| The request |
Every line of the material below should be repeated exactly.

[Entries from a dataset]
▼
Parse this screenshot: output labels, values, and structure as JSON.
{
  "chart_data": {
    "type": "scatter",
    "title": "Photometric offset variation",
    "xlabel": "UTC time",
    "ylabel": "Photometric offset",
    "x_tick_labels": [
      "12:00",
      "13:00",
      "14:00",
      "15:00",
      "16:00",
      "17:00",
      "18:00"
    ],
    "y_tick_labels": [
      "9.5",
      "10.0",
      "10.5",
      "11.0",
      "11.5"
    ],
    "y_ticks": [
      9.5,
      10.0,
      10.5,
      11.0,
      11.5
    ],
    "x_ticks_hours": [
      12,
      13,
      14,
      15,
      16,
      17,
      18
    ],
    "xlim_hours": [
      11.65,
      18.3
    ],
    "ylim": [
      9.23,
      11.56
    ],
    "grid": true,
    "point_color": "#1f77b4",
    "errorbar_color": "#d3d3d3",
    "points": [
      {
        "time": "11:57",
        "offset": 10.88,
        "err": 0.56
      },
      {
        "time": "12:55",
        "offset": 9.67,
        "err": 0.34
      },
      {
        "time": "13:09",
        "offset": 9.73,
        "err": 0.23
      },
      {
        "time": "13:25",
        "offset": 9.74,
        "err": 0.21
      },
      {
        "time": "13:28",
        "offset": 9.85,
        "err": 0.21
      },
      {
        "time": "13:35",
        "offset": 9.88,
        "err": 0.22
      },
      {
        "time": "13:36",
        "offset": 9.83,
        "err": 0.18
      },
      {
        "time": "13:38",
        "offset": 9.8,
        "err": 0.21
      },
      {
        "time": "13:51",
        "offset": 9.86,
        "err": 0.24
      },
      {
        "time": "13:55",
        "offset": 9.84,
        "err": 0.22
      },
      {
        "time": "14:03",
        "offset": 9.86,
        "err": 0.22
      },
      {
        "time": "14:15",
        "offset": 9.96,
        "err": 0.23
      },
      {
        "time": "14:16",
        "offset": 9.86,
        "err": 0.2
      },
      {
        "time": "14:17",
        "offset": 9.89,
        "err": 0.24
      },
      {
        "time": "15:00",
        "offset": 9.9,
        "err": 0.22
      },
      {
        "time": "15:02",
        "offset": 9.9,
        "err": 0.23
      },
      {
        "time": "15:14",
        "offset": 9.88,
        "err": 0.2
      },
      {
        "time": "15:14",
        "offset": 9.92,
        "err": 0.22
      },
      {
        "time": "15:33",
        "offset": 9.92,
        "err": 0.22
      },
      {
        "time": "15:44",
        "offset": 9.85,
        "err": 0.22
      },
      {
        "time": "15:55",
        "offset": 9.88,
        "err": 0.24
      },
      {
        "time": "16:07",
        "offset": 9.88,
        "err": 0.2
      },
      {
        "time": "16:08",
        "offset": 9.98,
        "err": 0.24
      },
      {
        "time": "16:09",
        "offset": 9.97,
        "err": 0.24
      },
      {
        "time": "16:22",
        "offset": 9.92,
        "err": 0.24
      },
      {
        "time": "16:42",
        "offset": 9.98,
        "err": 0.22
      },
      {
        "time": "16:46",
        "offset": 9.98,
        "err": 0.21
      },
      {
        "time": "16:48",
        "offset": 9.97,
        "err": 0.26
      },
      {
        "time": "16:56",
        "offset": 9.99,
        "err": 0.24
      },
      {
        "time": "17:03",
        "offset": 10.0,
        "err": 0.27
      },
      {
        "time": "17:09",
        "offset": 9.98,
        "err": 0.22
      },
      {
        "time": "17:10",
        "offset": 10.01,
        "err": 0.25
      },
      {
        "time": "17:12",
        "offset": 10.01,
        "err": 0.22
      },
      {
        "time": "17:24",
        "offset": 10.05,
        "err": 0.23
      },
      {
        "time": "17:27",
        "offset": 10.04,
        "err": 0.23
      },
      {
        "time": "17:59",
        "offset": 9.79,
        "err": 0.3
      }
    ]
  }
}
▲
| Exercise output |
Parse this screenshot: output labels, values, and structure as JSON.
{
  "chart_data": {
    "type": "scatter",
    "title": "Photometric offset variation",
    "xlabel": "UTC time",
    "ylabel": "Photometric offset",
    "x_tick_labels": [
      "12:00",
      "13:00",
      "14:00",
      "15:00",
      "16:00",
      "17:00",
      "18:00"
    ],
    "y_tick_labels": [
      "9.5",
      "10.0",
      "10.5",
      "11.0",
      "11.5"
    ],
    "y_ticks": [
      9.5,
      10.0,
      10.5,
      11.0,
      11.5
    ],
    "x_ticks_hours": [
      12,
      13,
      14,
      15,
      16,
      17,
      18
    ],
    "xlim_hours": [
      11.65,
      18.3
    ],
    "ylim": [
      9.23,
      11.56
    ],
    "grid": true,
    "point_color": "#1f77b4",
    "errorbar_color": "#d3d3d3",
    "points": [
      {
        "time": "11:57",
        "offset": 10.88,
        "err": 0.56
      },
      {
        "time": "12:55",
        "offset": 9.67,
        "err": 0.34
      },
      {
        "time": "13:09",
        "offset": 9.73,
        "err": 0.23
      },
      {
        "time": "13:25",
        "offset": 9.74,
        "err": 0.21
      },
      {
        "time": "13:28",
        "offset": 9.85,
        "err": 0.21
      },
      {
        "time": "13:35",
        "offset": 9.88,
        "err": 0.22
      },
      {
        "time": "13:36",
        "offset": 9.83,
        "err": 0.18
      },
      {
        "time": "13:38",
        "offset": 9.8,
        "err": 0.21
      },
      {
        "time": "13:51",
        "offset": 9.86,
        "err": 0.24
      },
      {
        "time": "13:55",
        "offset": 9.84,
        "err": 0.22
      },
      {
        "time": "14:03",
        "offset": 9.86,
        "err": 0.22
      },
      {
        "time": "14:15",
        "offset": 9.96,
        "err": 0.23
      },
      {
        "time": "14:16",
        "offset": 9.86,
        "err": 0.2
      },
      {
        "time": "14:17",
        "offset": 9.89,
        "err": 0.24
      },
      {
        "time": "15:00",
        "offset": 9.9,
        "err": 0.22
      },
      {
        "time": "15:02",
        "offset": 9.9,
        "err": 0.23
      },
      {
        "time": "15:14",
        "offset": 9.88,
        "err": 0.2
      },
      {
        "time": "15:14",
        "offset": 9.92,
        "err": 0.22
      },
      {
        "time": "15:33",
        "offset": 9.92,
        "err": 0.22
      },
      {
        "time": "15:44",
        "offset": 9.85,
        "err": 0.22
      },
      {
        "time": "15:55",
        "offset": 9.88,
        "err": 0.24
      },
      {
        "time": "16:07",
        "offset": 9.88,
        "err": 0.2
      },
      {
        "time": "16:08",
        "offset": 9.98,
        "err": 0.24
      },
      {
        "time": "16:09",
        "offset": 9.97,
        "err": 0.24
      },
      {
        "time": "16:22",
        "offset": 9.92,
        "err": 0.24
      },
      {
        "time": "16:42",
        "offset": 9.98,
        "err": 0.22
      },
      {
        "time": "16:46",
        "offset": 9.98,
        "err": 0.21
      },
      {
        "time": "16:48",
        "offset": 9.97,
        "err": 0.26
      },
      {
        "time": "16:56",
        "offset": 9.99,
        "err": 0.24
      },
      {
        "time": "17:03",
        "offset": 10.0,
        "err": 0.27
      },
      {
        "time": "17:09",
        "offset": 9.98,
        "err": 0.22
      },
      {
        "time": "17:10",
        "offset": 10.01,
        "err": 0.25
      },
      {
        "time": "17:12",
        "offset": 10.01,
        "err": 0.22
      },
      {
        "time": "17:24",
        "offset": 10.05,
        "err": 0.23
      },
      {
        "time": "17:27",
        "offset": 10.04,
        "err": 0.23
      },
      {
        "time": "17:59",
        "offset": 9.79,
        "err": 0.3
      }
    ]
  }
}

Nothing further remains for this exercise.